- [What to do]:
For the entries that follow, tally the lines holding the string "了解风产生的原因". Give the total and nothing else.
____ Task inputs
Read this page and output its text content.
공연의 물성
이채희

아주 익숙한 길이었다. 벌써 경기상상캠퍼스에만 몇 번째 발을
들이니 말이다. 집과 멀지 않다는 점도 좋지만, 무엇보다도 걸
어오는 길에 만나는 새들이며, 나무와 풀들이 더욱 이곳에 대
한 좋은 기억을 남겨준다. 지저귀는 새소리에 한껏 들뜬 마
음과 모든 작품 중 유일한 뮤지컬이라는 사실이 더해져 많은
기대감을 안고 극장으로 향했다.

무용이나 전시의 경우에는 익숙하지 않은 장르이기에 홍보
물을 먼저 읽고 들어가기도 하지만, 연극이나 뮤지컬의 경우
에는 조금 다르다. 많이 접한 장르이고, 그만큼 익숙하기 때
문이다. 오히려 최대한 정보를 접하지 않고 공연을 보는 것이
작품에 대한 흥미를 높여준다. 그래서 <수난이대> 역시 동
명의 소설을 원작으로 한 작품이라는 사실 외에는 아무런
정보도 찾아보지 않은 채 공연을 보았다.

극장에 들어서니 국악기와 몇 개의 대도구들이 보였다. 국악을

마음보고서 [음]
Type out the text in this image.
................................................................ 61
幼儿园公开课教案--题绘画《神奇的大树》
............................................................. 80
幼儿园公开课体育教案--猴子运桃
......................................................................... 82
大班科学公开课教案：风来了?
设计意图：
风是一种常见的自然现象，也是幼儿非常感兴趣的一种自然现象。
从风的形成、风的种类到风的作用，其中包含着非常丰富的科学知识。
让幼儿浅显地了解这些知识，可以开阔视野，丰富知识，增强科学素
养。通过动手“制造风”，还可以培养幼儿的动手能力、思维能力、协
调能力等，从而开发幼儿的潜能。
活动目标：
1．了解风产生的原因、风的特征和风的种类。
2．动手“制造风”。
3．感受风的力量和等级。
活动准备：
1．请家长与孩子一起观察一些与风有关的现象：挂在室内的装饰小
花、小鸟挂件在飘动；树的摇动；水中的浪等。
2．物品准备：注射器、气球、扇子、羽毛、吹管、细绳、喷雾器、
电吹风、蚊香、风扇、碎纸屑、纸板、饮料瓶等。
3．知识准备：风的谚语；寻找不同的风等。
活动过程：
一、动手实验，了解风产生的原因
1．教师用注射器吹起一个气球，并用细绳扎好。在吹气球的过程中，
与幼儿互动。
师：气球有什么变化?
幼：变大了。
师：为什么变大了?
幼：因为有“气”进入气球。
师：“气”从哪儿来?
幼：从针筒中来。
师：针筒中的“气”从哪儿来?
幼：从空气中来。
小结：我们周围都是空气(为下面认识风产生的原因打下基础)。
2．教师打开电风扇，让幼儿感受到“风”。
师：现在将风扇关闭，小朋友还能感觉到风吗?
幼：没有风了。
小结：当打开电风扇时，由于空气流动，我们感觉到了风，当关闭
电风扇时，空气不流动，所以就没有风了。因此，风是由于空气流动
________
- [Solution for this task]:
2